### Saved entries
● ● ● ● ● ● ●
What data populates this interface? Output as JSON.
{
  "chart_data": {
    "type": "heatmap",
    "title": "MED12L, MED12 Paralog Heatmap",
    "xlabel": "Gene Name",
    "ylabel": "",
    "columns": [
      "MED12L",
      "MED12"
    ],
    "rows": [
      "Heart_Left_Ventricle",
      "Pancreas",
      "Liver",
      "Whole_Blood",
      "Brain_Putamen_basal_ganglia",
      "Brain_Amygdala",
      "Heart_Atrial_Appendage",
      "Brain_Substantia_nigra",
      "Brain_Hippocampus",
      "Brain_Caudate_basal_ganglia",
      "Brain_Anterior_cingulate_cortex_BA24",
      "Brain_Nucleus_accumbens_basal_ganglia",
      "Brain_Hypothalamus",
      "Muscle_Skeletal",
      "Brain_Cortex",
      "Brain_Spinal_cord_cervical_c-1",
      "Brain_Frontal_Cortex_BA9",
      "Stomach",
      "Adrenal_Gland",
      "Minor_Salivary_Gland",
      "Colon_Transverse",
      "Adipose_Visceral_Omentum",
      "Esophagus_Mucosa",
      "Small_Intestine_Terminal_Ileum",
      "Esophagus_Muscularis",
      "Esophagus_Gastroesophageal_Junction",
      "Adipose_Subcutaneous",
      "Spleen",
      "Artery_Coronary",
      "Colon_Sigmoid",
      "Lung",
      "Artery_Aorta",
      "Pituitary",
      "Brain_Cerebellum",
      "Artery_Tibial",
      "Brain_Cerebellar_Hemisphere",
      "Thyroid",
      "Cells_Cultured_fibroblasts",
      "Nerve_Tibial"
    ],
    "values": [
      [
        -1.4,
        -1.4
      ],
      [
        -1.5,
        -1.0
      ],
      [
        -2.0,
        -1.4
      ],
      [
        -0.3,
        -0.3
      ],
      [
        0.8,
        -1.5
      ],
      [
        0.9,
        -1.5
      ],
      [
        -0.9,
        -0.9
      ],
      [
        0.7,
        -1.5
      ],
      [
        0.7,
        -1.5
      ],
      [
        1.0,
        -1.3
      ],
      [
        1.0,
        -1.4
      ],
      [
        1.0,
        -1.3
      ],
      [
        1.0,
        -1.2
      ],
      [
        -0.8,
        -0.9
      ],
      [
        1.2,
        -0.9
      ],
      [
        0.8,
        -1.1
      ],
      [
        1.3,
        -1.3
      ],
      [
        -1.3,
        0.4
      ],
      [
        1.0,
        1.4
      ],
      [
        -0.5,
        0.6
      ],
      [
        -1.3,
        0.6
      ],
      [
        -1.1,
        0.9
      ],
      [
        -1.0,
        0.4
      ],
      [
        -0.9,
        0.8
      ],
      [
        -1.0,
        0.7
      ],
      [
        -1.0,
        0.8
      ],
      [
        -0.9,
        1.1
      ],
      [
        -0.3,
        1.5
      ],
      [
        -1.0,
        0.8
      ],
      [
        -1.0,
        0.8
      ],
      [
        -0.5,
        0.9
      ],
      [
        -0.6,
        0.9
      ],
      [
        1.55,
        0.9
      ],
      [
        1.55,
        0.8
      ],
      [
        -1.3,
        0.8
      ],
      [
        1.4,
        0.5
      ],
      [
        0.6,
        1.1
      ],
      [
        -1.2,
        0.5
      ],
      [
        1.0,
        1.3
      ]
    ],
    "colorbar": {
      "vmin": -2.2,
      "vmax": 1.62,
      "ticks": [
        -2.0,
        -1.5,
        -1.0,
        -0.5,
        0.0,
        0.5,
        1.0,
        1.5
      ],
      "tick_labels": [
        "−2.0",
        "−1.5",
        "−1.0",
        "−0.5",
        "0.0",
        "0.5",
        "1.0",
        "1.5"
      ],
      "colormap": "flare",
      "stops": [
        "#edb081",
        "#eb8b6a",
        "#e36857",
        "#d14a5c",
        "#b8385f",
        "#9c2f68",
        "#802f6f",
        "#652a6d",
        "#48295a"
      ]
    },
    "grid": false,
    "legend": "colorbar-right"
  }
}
● ● ● ● ● ● ●
### Problem to solve
Repeat the data precisely, reproducing every entry.

### Answer in full
What data populates this interface? Output as JSON.
{
  "chart_data": {
    "type": "heatmap",
    "title": "MED12L, MED12 Paralog Heatmap",
    "xlabel": "Gene Name",
    "ylabel": "",
    "columns": [
      "MED12L",
      "MED12"
    ],
    "rows": [
      "Heart_Left_Ventricle",
      "Pancreas",
      "Liver",
      "Whole_Blood",
      "Brain_Putamen_basal_ganglia",
      "Brain_Amygdala",
      "Heart_Atrial_Appendage",
      "Brain_Substantia_nigra",
      "Brain_Hippocampus",
      "Brain_Caudate_basal_ganglia",
      "Brain_Anterior_cingulate_cortex_BA24",
      "Brain_Nucleus_accumbens_basal_ganglia",
      "Brain_Hypothalamus",
      "Muscle_Skeletal",
      "Brain_Cortex",
      "Brain_Spinal_cord_cervical_c-1",
      "Brain_Frontal_Cortex_BA9",
      "Stomach",
      "Adrenal_Gland",
      "Minor_Salivary_Gland",
      "Colon_Transverse",
      "Adipose_Visceral_Omentum",
      "Esophagus_Mucosa",
      "Small_Intestine_Terminal_Ileum",
      "Esophagus_Muscularis",
      "Esophagus_Gastroesophageal_Junction",
      "Adipose_Subcutaneous",
      "Spleen",
      "Artery_Coronary",
      "Colon_Sigmoid",
      "Lung",
      "Artery_Aorta",
      "Pituitary",
      "Brain_Cerebellum",
      "Artery_Tibial",
      "Brain_Cerebellar_Hemisphere",
      "Thyroid",
      "Cells_Cultured_fibroblasts",
      "Nerve_Tibial"
    ],
    "values": [
      [
        -1.4,
        -1.4
      ],
      [
        -1.5,
        -1.0
      ],
      [
        -2.0,
        -1.4
      ],
      [
        -0.3,
        -0.3
      ],
      [
        0.8,
        -1.5
      ],
      [
        0.9,
        -1.5
      ],
      [
        -0.9,
        -0.9
      ],
      [
        0.7,
        -1.5
      ],
      [
        0.7,
        -1.5
      ],
      [
        1.0,
        -1.3
      ],
      [
        1.0,
        -1.4
      ],
      [
        1.0,
        -1.3
      ],
      [
        1.0,
        -1.2
      ],
      [
        -0.8,
        -0.9
      ],
      [
        1.2,
        -0.9
      ],
      [
        0.8,
        -1.1
      ],
      [
        1.3,
        -1.3
      ],
      [
        -1.3,
        0.4
      ],
      [
        1.0,
        1.4
      ],
      [
        -0.5,
        0.6
      ],
      [
        -1.3,
        0.6
      ],
      [
        -1.1,
        0.9
      ],
      [
        -1.0,
        0.4
      ],
      [
        -0.9,
        0.8
      ],
      [
        -1.0,
        0.7
      ],
      [
        -1.0,
        0.8
      ],
      [
        -0.9,
        1.1
      ],
      [
        -0.3,
        1.5
      ],
      [
        -1.0,
        0.8
      ],
      [
        -1.0,
        0.8
      ],
      [
        -0.5,
        0.9
      ],
      [
        -0.6,
        0.9
      ],
      [
        1.55,
        0.9
      ],
      [
        1.55,
        0.8
      ],
      [
        -1.3,
        0.8
      ],
      [
        1.4,
        0.5
      ],
      [
        0.6,
        1.1
      ],
      [
        -1.2,
        0.5
      ],
      [
        1.0,
        1.3
      ]
    ],
    "colorbar": {
      "vmin": -2.2,
      "vmax": 1.62,
      "ticks": [
        -2.0,
        -1.5,
        -1.0,
        -0.5,
        0.0,
        0.5,
        1.0,
        1.5
      ],
      "tick_labels": [
        "−2.0",
        "−1.5",
        "−1.0",
        "−0.5",
        "0.0",
        "0.5",
        "1.0",
        "1.5"
      ],
      "colormap": "flare",
      "stops": [
        "#edb081",
        "#eb8b6a",
        "#e36857",
        "#d14a5c",
        "#b8385f",
        "#9c2f68",
        "#802f6f",
        "#652a6d",
        "#48295a"
      ]
    },
    "grid": false,
    "legend": "colorbar-right"
  }
}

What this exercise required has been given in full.